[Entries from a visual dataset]
++++++++++

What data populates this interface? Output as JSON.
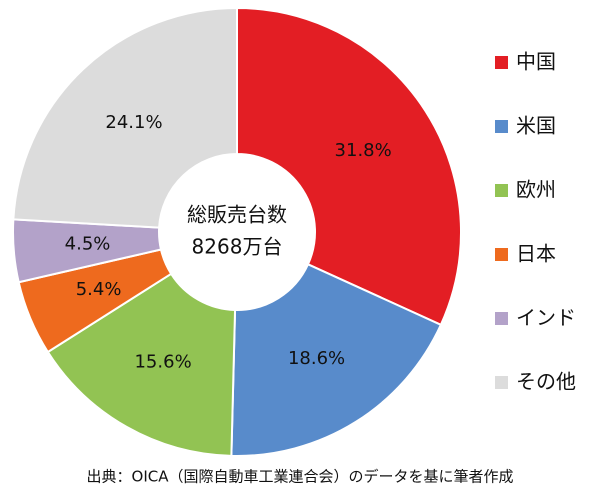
{
  "chart_data": {
    "type": "pie",
    "categories": [
      "中国",
      "米国",
      "欧州",
      "日本",
      "インド",
      "その他"
    ],
    "values": [
      31.8,
      18.6,
      15.6,
      5.4,
      4.5,
      24.1
    ],
    "value_labels": [
      "31.8%",
      "18.6%",
      "15.6%",
      "5.4%",
      "4.5%",
      "24.1%"
    ],
    "colors": [
      "#e31e24",
      "#588bcb",
      "#92c353",
      "#ee6a1e",
      "#b3a2c9",
      "#dcdcdc"
    ],
    "center_text": [
      "総販売台数",
      "8268万台"
    ],
    "source": "出典：OICA（国際自動車工業連合会）のデータを基に筆者作成",
    "legend": "right"
  }
}
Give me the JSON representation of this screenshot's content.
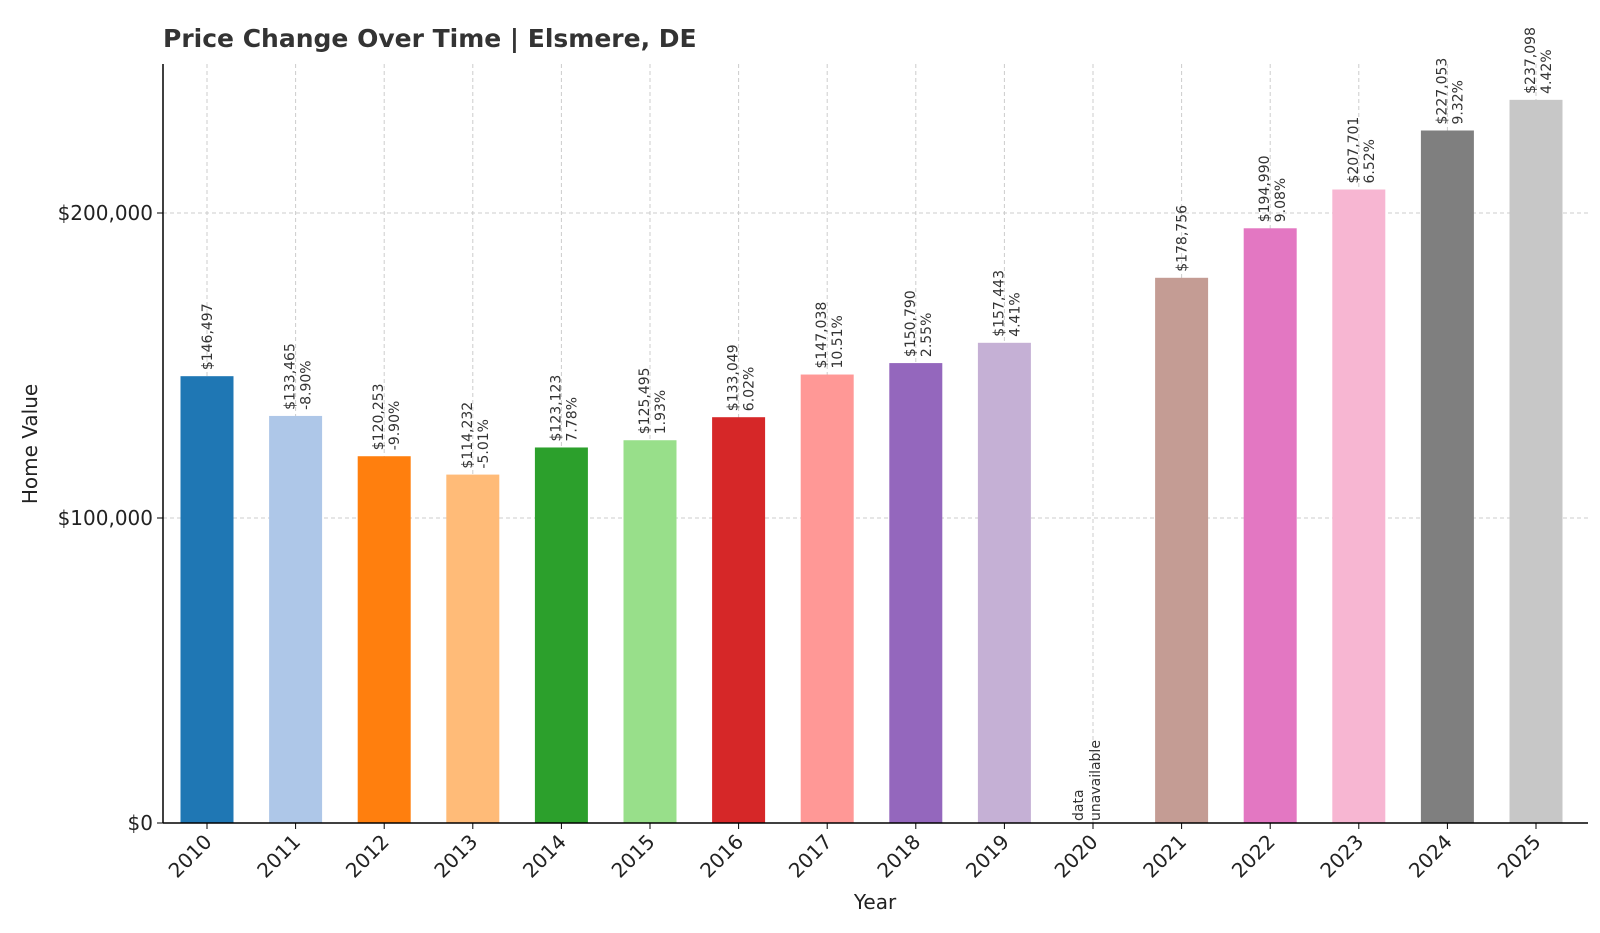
{
  "chart_data": {
    "type": "bar",
    "title": "Price Change Over Time | Elsmere, DE",
    "xlabel": "Year",
    "ylabel": "Home Value",
    "ylim": [
      0,
      250000
    ],
    "grid": true,
    "yticks": [
      {
        "value": 0,
        "label": "$0"
      },
      {
        "value": 100000,
        "label": "$100,000"
      },
      {
        "value": 200000,
        "label": "$200,000"
      }
    ],
    "categories": [
      "2010",
      "2011",
      "2012",
      "2013",
      "2014",
      "2015",
      "2016",
      "2017",
      "2018",
      "2019",
      "2020",
      "2021",
      "2022",
      "2023",
      "2024",
      "2025"
    ],
    "values": [
      146497,
      133465,
      120253,
      114232,
      123123,
      125495,
      133049,
      147038,
      150790,
      157443,
      null,
      178756,
      194990,
      207701,
      227053,
      237098
    ],
    "value_labels": [
      "$146,497",
      "$133,465",
      "$120,253",
      "$114,232",
      "$123,123",
      "$125,495",
      "$133,049",
      "$147,038",
      "$150,790",
      "$157,443",
      "",
      "$178,756",
      "$194,990",
      "$207,701",
      "$227,053",
      "$237,098"
    ],
    "change_labels": [
      "",
      "-8.90%",
      "-9.90%",
      "-5.01%",
      "7.78%",
      "1.93%",
      "6.02%",
      "10.51%",
      "2.55%",
      "4.41%",
      "",
      "",
      "9.08%",
      "6.52%",
      "9.32%",
      "4.42%"
    ],
    "missing_label": [
      "data",
      "unavailable"
    ],
    "colors": [
      "#1f77b4",
      "#aec7e8",
      "#ff7f0e",
      "#ffbb78",
      "#2ca02c",
      "#98df8a",
      "#d62728",
      "#ff9896",
      "#9467bd",
      "#c5b0d5",
      "#8c564b",
      "#c49c94",
      "#e377c2",
      "#f7b6d2",
      "#7f7f7f",
      "#c7c7c7"
    ]
  }
}
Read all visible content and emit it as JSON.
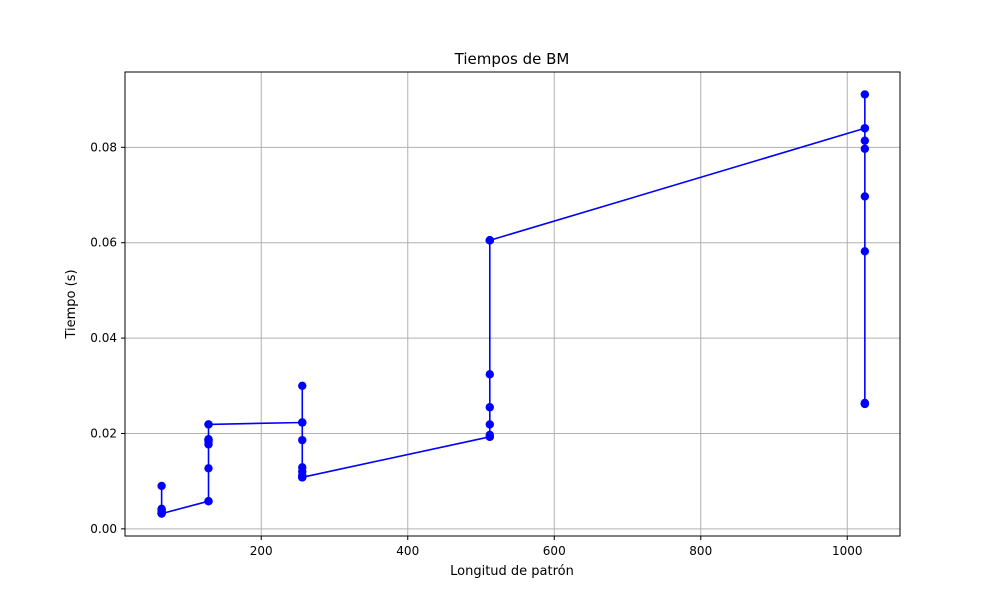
{
  "chart_data": {
    "type": "line",
    "title": "Tiempos de BM",
    "xlabel": "Longitud de patrón",
    "ylabel": "Tiempo (s)",
    "xlim": [
      14,
      1072
    ],
    "ylim": [
      -0.0015,
      0.0958
    ],
    "xticks": [
      200,
      400,
      600,
      800,
      1000
    ],
    "xtick_labels": [
      "200",
      "400",
      "600",
      "800",
      "1000"
    ],
    "yticks": [
      0.0,
      0.02,
      0.04,
      0.06,
      0.08
    ],
    "ytick_labels": [
      "0.00",
      "0.02",
      "0.04",
      "0.06",
      "0.08"
    ],
    "grid": true,
    "marker": "circle",
    "color": "#0000ff",
    "series": [
      {
        "x": [
          64,
          64,
          64,
          64,
          64,
          64,
          64,
          64,
          64,
          64,
          128,
          128,
          128,
          128,
          128,
          128,
          128,
          128,
          128,
          128,
          256,
          256,
          256,
          256,
          256,
          256,
          256,
          256,
          256,
          256,
          512,
          512,
          512,
          512,
          512,
          512,
          512,
          512,
          512,
          512,
          1024,
          1024,
          1024,
          1024,
          1024,
          1024,
          1024,
          1024,
          1024,
          1024
        ],
        "y": [
          0.009,
          0.0042,
          0.004,
          0.0039,
          0.0036,
          0.0034,
          0.0033,
          0.0033,
          0.0032,
          0.0032,
          0.0058,
          0.0058,
          0.0127,
          0.0177,
          0.0183,
          0.0186,
          0.0188,
          0.0187,
          0.0219,
          0.0219,
          0.0223,
          0.0223,
          0.0186,
          0.03,
          0.0129,
          0.012,
          0.0112,
          0.0109,
          0.0108,
          0.0108,
          0.0193,
          0.0193,
          0.0197,
          0.0219,
          0.0255,
          0.0324,
          0.0605,
          0.0605,
          0.0605,
          0.0605,
          0.084,
          0.084,
          0.0911,
          0.0814,
          0.0797,
          0.0697,
          0.0582,
          0.0264,
          0.0262,
          0.0262
        ]
      }
    ]
  }
}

++++++++++

▶ _Written instruction_: Pull every line holding "this" out of the records.

▶ _The output_:
What data populates this interface? Output as JSON.
Give me the JSON representation of this screenshot's content.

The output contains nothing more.